* START *

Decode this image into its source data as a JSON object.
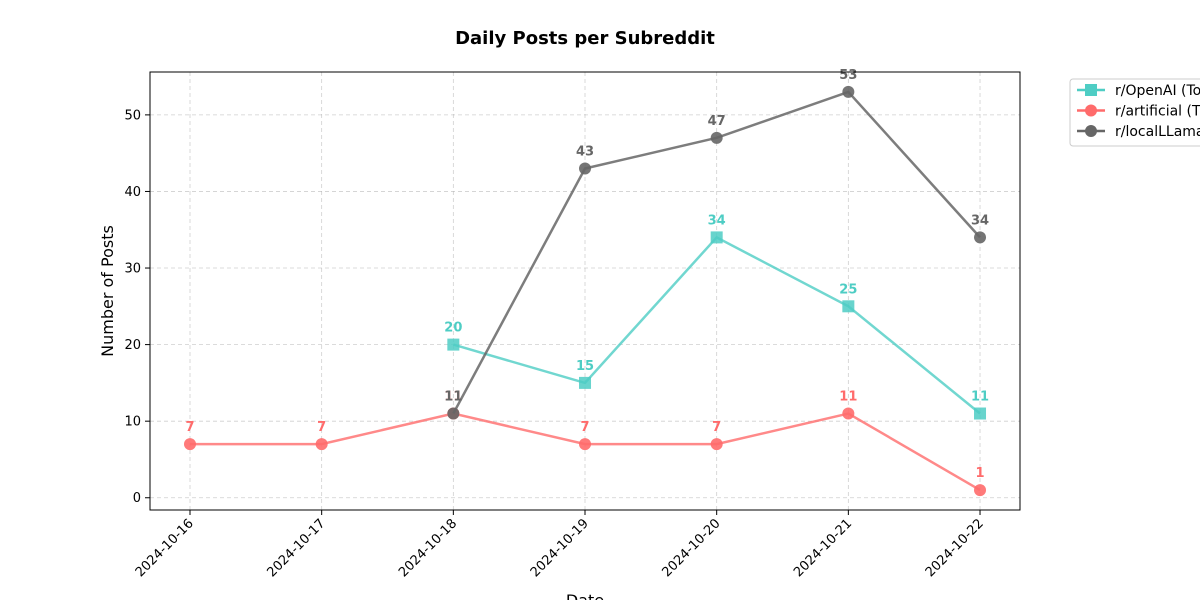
{
  "chart_data": {
    "type": "line",
    "title": "Daily Posts per Subreddit",
    "xlabel": "Date",
    "ylabel": "Number of Posts",
    "x": [
      "2024-10-16",
      "2024-10-17",
      "2024-10-18",
      "2024-10-19",
      "2024-10-20",
      "2024-10-21",
      "2024-10-22"
    ],
    "ylim": [
      -1.6,
      55.6
    ],
    "yticks": [
      0,
      10,
      20,
      30,
      40,
      50
    ],
    "grid": true,
    "legend_position": "outside-top-right",
    "series": [
      {
        "name": "r/OpenAI (To",
        "values": [
          null,
          null,
          20,
          15,
          34,
          25,
          11
        ],
        "color": "#4ecdc4",
        "marker": "square"
      },
      {
        "name": "r/artificial (T",
        "values": [
          7,
          7,
          11,
          7,
          7,
          11,
          1
        ],
        "color": "#ff6b6b",
        "marker": "circle"
      },
      {
        "name": "r/localLLama",
        "values": [
          null,
          null,
          11,
          43,
          47,
          53,
          34
        ],
        "color": "#666666",
        "marker": "circle"
      }
    ]
  }
}
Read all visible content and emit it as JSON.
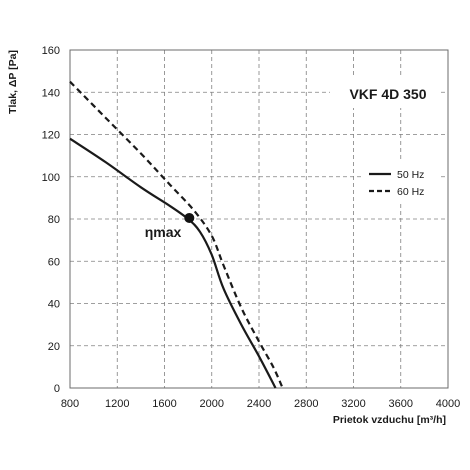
{
  "chart_data": {
    "type": "line",
    "title": "VKF 4D 350",
    "xlabel": "Prietok vzduchu  [m³/h]",
    "ylabel": "Tlak, ΔP [Pa]",
    "xlim": [
      800,
      4000
    ],
    "ylim": [
      0,
      160
    ],
    "x_ticks": [
      800,
      1200,
      1600,
      2000,
      2400,
      2800,
      3200,
      3600,
      4000
    ],
    "y_ticks": [
      0,
      20,
      40,
      60,
      80,
      100,
      120,
      140,
      160
    ],
    "grid": true,
    "legend_position": "right",
    "series": [
      {
        "name": "50 Hz",
        "style": "solid",
        "color": "#1a1a1a",
        "points": [
          [
            800,
            118
          ],
          [
            1100,
            107
          ],
          [
            1400,
            95
          ],
          [
            1650,
            86
          ],
          [
            1800,
            80
          ],
          [
            1900,
            74
          ],
          [
            2000,
            63
          ],
          [
            2100,
            47
          ],
          [
            2250,
            30
          ],
          [
            2400,
            15
          ],
          [
            2540,
            0
          ]
        ]
      },
      {
        "name": "60 Hz",
        "style": "dashed",
        "color": "#1a1a1a",
        "points": [
          [
            800,
            145
          ],
          [
            1100,
            128
          ],
          [
            1400,
            111
          ],
          [
            1650,
            96
          ],
          [
            1850,
            84
          ],
          [
            2000,
            72
          ],
          [
            2100,
            58
          ],
          [
            2250,
            38
          ],
          [
            2400,
            22
          ],
          [
            2520,
            10
          ],
          [
            2600,
            0
          ]
        ]
      }
    ],
    "marker": {
      "label": "ηmax",
      "x": 1810,
      "y": 80.5
    }
  }
}
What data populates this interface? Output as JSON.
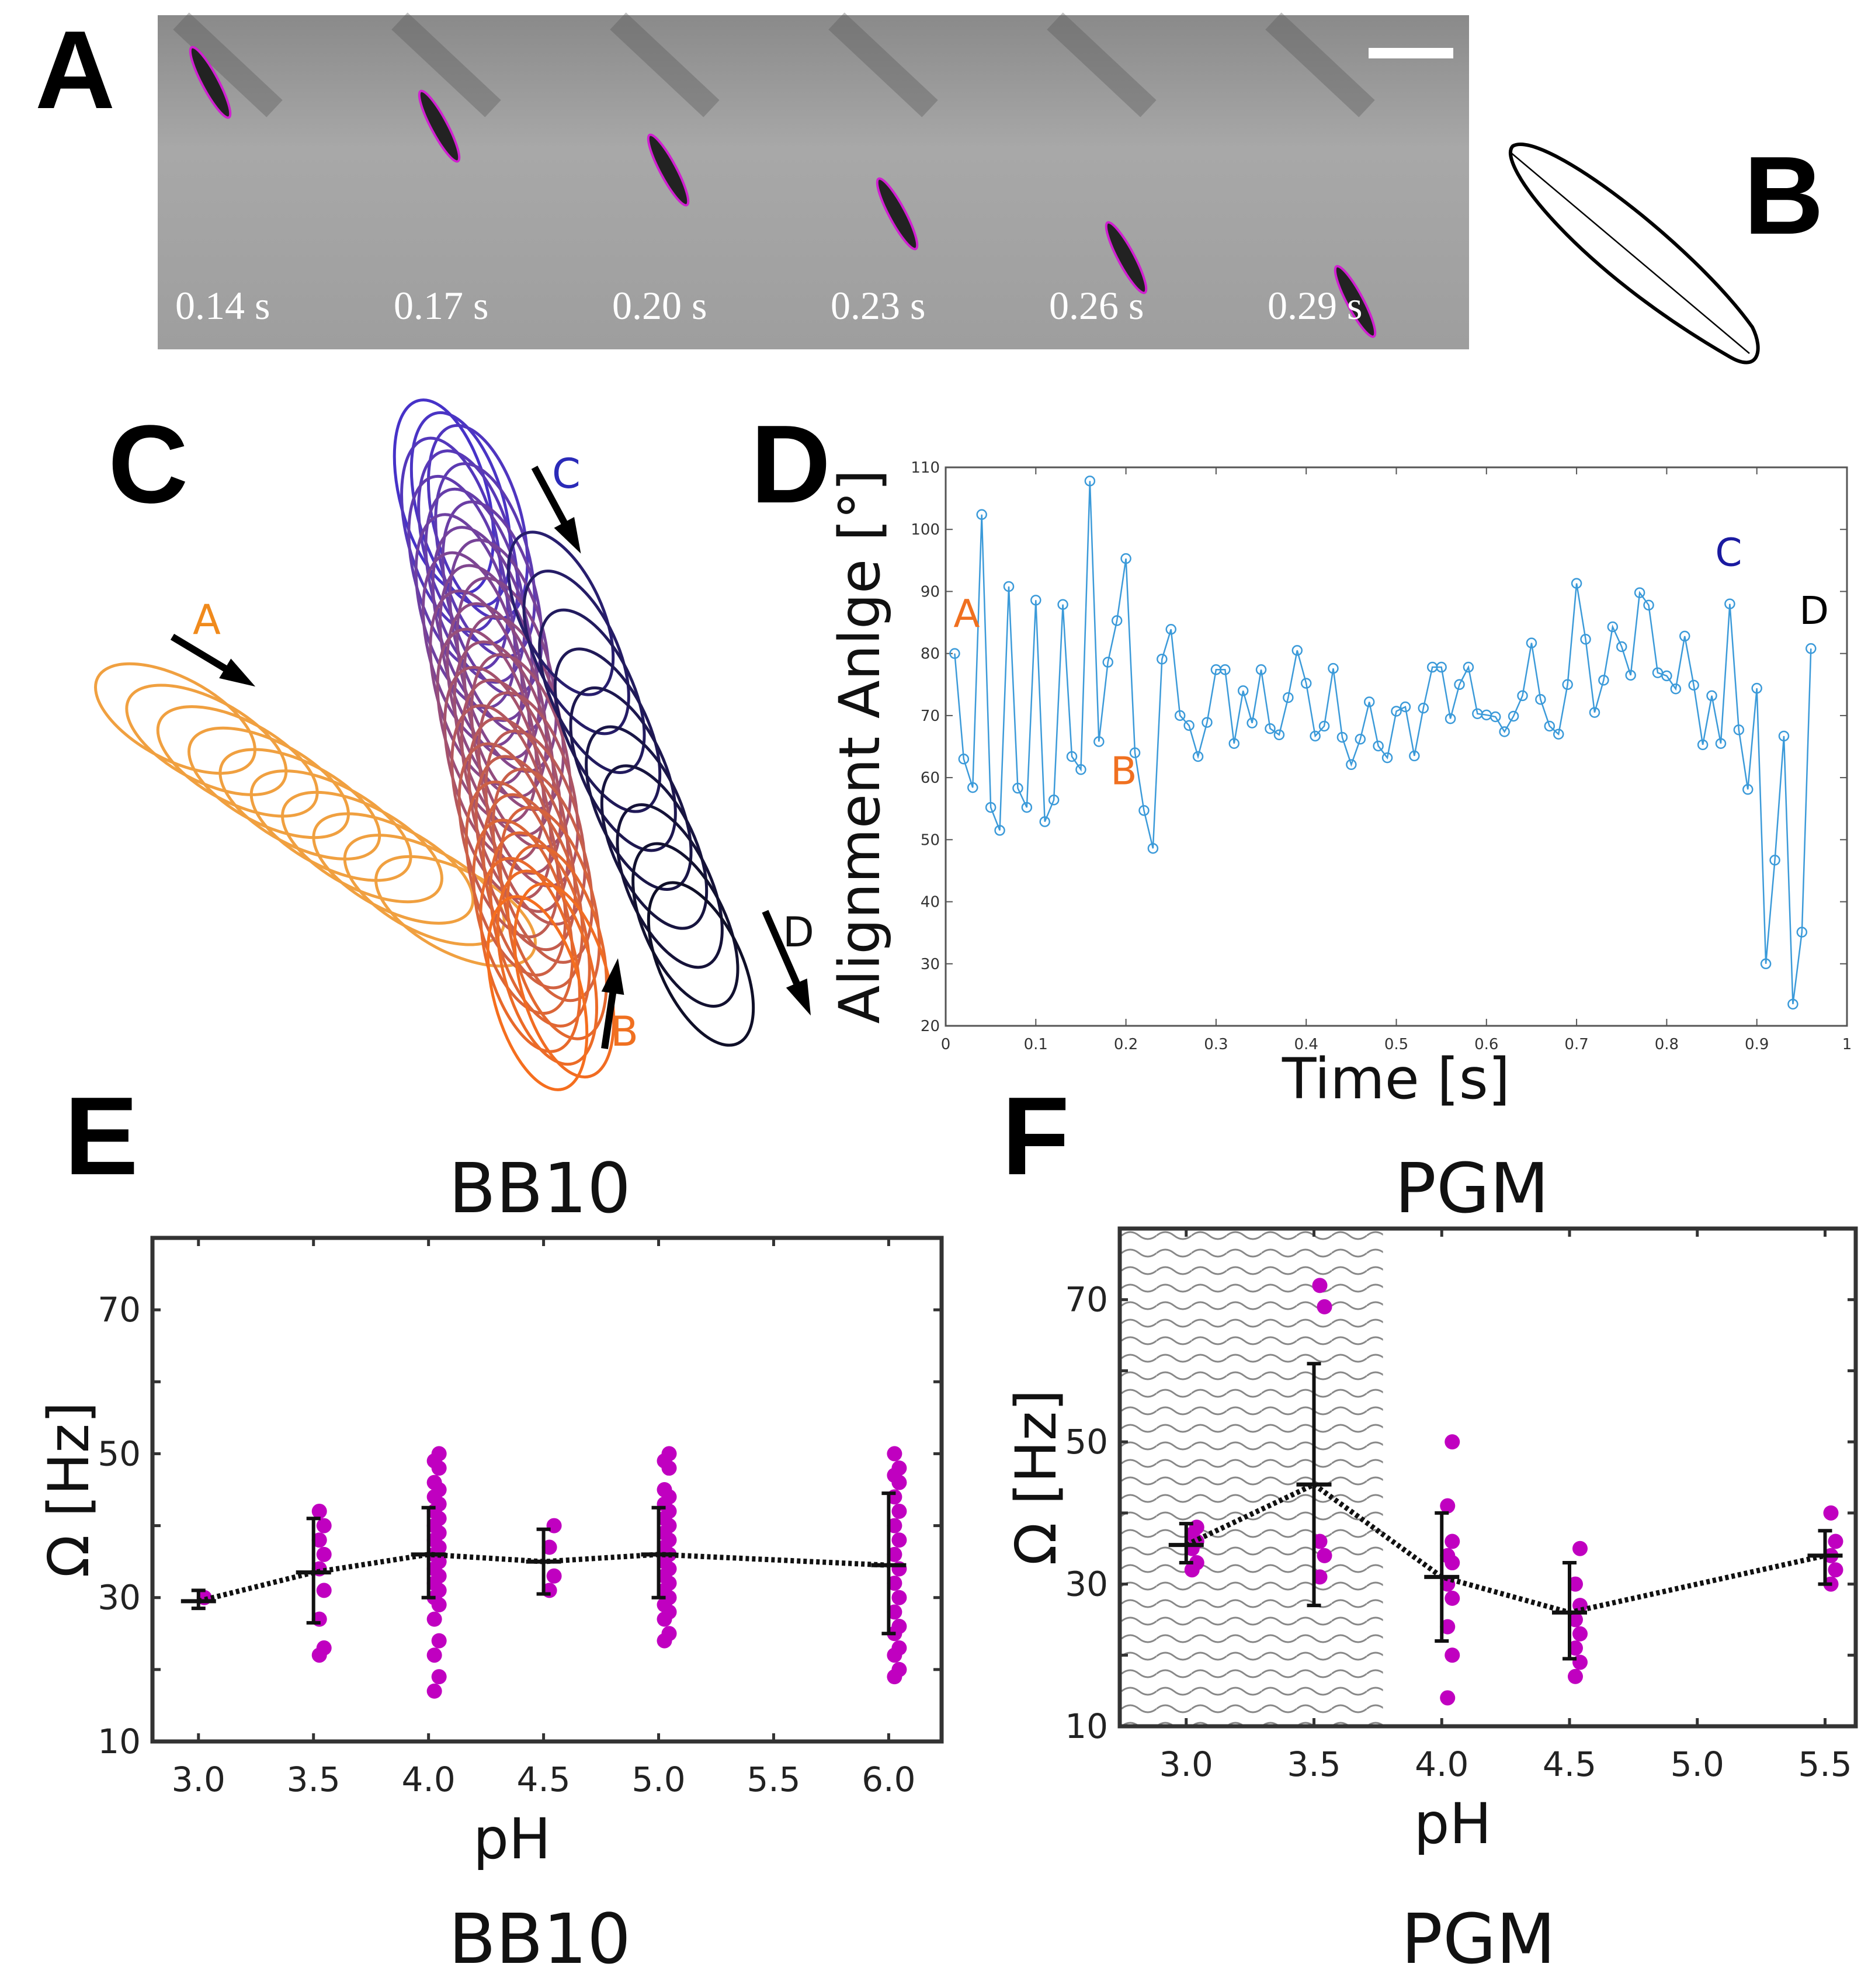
{
  "panel_letters": {
    "a": "A",
    "b": "B",
    "c": "C",
    "d": "D",
    "e": "E",
    "f": "F"
  },
  "panel_a": {
    "frames": [
      "0.14 s",
      "0.17 s",
      "0.20 s",
      "0.23 s",
      "0.26 s",
      "0.29 s"
    ]
  },
  "panel_c": {
    "labels": {
      "a": "A",
      "b": "B",
      "c": "C",
      "d": "D"
    },
    "colors": {
      "a": "#f08a1c",
      "b": "#f07020",
      "c": "#2a2ab8",
      "d": "#111"
    }
  },
  "chart_data": [
    {
      "type": "line",
      "title": "",
      "xlabel": "Time [s]",
      "ylabel": "Alignment Anlge [°]",
      "xlim": [
        0,
        1
      ],
      "ylim": [
        20,
        110
      ],
      "xticks": [
        "0",
        "0.1",
        "0.2",
        "0.3",
        "0.4",
        "0.5",
        "0.6",
        "0.7",
        "0.8",
        "0.9",
        "1"
      ],
      "yticks": [
        "20",
        "30",
        "40",
        "50",
        "60",
        "70",
        "80",
        "90",
        "100",
        "110"
      ],
      "color": "#3b9ad9",
      "annotations": [
        {
          "text": "A",
          "x": 0.01,
          "y": 80,
          "color": "#f07020"
        },
        {
          "text": "B",
          "x": 0.17,
          "y": 66,
          "color": "#f07020"
        },
        {
          "text": "C",
          "x": 0.87,
          "y": 88,
          "color": "#1a1aa0"
        },
        {
          "text": "D",
          "x": 0.96,
          "y": 81,
          "color": "#000000"
        }
      ],
      "x": [
        0.01,
        0.02,
        0.03,
        0.04,
        0.05,
        0.06,
        0.07,
        0.08,
        0.09,
        0.1,
        0.11,
        0.12,
        0.13,
        0.14,
        0.15,
        0.16,
        0.17,
        0.18,
        0.19,
        0.2,
        0.21,
        0.22,
        0.23,
        0.24,
        0.25,
        0.26,
        0.27,
        0.28,
        0.29,
        0.3,
        0.31,
        0.32,
        0.33,
        0.34,
        0.35,
        0.36,
        0.37,
        0.38,
        0.39,
        0.4,
        0.41,
        0.42,
        0.43,
        0.44,
        0.45,
        0.46,
        0.47,
        0.48,
        0.49,
        0.5,
        0.51,
        0.52,
        0.53,
        0.54,
        0.55,
        0.56,
        0.57,
        0.58,
        0.59,
        0.6,
        0.61,
        0.62,
        0.63,
        0.64,
        0.65,
        0.66,
        0.67,
        0.68,
        0.69,
        0.7,
        0.71,
        0.72,
        0.73,
        0.74,
        0.75,
        0.76,
        0.77,
        0.78,
        0.79,
        0.8,
        0.81,
        0.82,
        0.83,
        0.84,
        0.85,
        0.86,
        0.87,
        0.88,
        0.89,
        0.9,
        0.91,
        0.92,
        0.93,
        0.94,
        0.95,
        0.96
      ],
      "y": [
        80,
        63,
        58.4,
        102.4,
        55.2,
        51.5,
        90.8,
        58.3,
        55.2,
        88.6,
        52.9,
        56.4,
        87.9,
        63.4,
        61.3,
        107.8,
        65.8,
        78.6,
        85.3,
        95.3,
        64,
        54.7,
        48.6,
        79.1,
        83.9,
        70,
        68.4,
        63.4,
        68.9,
        77.4,
        77.4,
        65.5,
        74,
        68.8,
        77.4,
        67.9,
        66.9,
        72.9,
        80.5,
        75.2,
        66.7,
        68.3,
        77.6,
        66.5,
        62.1,
        66.2,
        72.2,
        65.1,
        63.2,
        70.7,
        71.4,
        63.5,
        71.2,
        77.8,
        77.8,
        69.5,
        75,
        77.8,
        70.3,
        70.1,
        69.8,
        67.4,
        69.9,
        73.2,
        81.7,
        72.6,
        68.3,
        67,
        75,
        91.3,
        82.3,
        70.5,
        75.7,
        84.3,
        81.1,
        76.5,
        89.8,
        87.8,
        76.9,
        76.4,
        74.3,
        82.8,
        74.9,
        65.3,
        73.2,
        65.5,
        88,
        67.7,
        58.1,
        74.4,
        30,
        46.7,
        66.7,
        23.5,
        35.1,
        80.8
      ]
    },
    {
      "type": "scatter",
      "title": "BB10",
      "caption": "BB10",
      "xlabel": "pH",
      "ylabel": "Ω [Hz]",
      "xlim": [
        2.8,
        6.23
      ],
      "ylim": [
        10,
        80
      ],
      "xticks": [
        "3.0",
        "3.5",
        "4.0",
        "4.5",
        "5.0",
        "5.5",
        "6.0"
      ],
      "yticks": [
        "10",
        "30",
        "50",
        "70"
      ],
      "point_color": "#c000c0",
      "groups": [
        {
          "x": 3.0,
          "mean": 29.5,
          "err": [
            28.5,
            31
          ],
          "points": [
            30
          ]
        },
        {
          "x": 3.5,
          "mean": 33.5,
          "err": [
            26.5,
            41
          ],
          "points": [
            22,
            23,
            27,
            31,
            34,
            36,
            38,
            40,
            42
          ]
        },
        {
          "x": 4.0,
          "mean": 36,
          "err": [
            30,
            42.5
          ],
          "points": [
            17,
            19,
            22,
            24,
            27,
            29,
            30,
            31,
            32,
            33,
            34,
            35,
            36,
            37,
            38,
            39,
            40,
            41,
            42,
            43,
            44,
            45,
            46,
            48,
            49,
            50
          ]
        },
        {
          "x": 4.5,
          "mean": 35,
          "err": [
            30.5,
            39.5
          ],
          "points": [
            31,
            33,
            37,
            40
          ]
        },
        {
          "x": 5.0,
          "mean": 36,
          "err": [
            30,
            42.5
          ],
          "points": [
            24,
            25,
            27,
            28,
            29,
            30,
            31,
            32,
            33,
            34,
            35,
            36,
            37,
            38,
            39,
            40,
            41,
            42,
            43,
            44,
            45,
            48,
            49,
            50
          ]
        },
        {
          "x": 6.0,
          "mean": 34.5,
          "err": [
            25,
            44.5
          ],
          "points": [
            19,
            20,
            22,
            23,
            25,
            26,
            28,
            30,
            32,
            34,
            36,
            38,
            40,
            42,
            44,
            46,
            47,
            48,
            50
          ]
        }
      ]
    },
    {
      "type": "scatter",
      "title": "PGM",
      "caption": "PGM",
      "xlabel": "pH",
      "ylabel": "Ω [Hz]",
      "xlim": [
        2.74,
        5.62
      ],
      "ylim": [
        10,
        80
      ],
      "hatched_region_x": [
        2.74,
        3.77
      ],
      "xticks": [
        "3.0",
        "3.5",
        "4.0",
        "4.5",
        "5.0",
        "5.5"
      ],
      "yticks": [
        "10",
        "30",
        "50",
        "70"
      ],
      "point_color": "#c000c0",
      "groups": [
        {
          "x": 3.0,
          "mean": 35.5,
          "err": [
            33,
            38.5
          ],
          "points": [
            32,
            33,
            35,
            36,
            37,
            38
          ]
        },
        {
          "x": 3.5,
          "mean": 44,
          "err": [
            27,
            61
          ],
          "points": [
            31,
            34,
            36,
            69,
            72
          ]
        },
        {
          "x": 4.0,
          "mean": 31,
          "err": [
            22,
            40
          ],
          "points": [
            14,
            20,
            24,
            28,
            30,
            33,
            34,
            36,
            41,
            50
          ]
        },
        {
          "x": 4.5,
          "mean": 26,
          "err": [
            19.5,
            33
          ],
          "points": [
            17,
            19,
            21,
            23,
            25,
            27,
            30,
            35
          ]
        },
        {
          "x": 5.5,
          "mean": 34,
          "err": [
            30,
            37.5
          ],
          "points": [
            30,
            32,
            34,
            36,
            40
          ]
        }
      ]
    }
  ]
}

* END *

- _Task to carry out_
Pull every line containing "xlabel" from the material above.

- _Finished task_
    "xlabel": "Date",
    "xlabel": "Prietok vzduchu  [m³/h]",
      "xlabel": "Time [s]",
      "xlabel": "pH",
      "xlabel": "pH",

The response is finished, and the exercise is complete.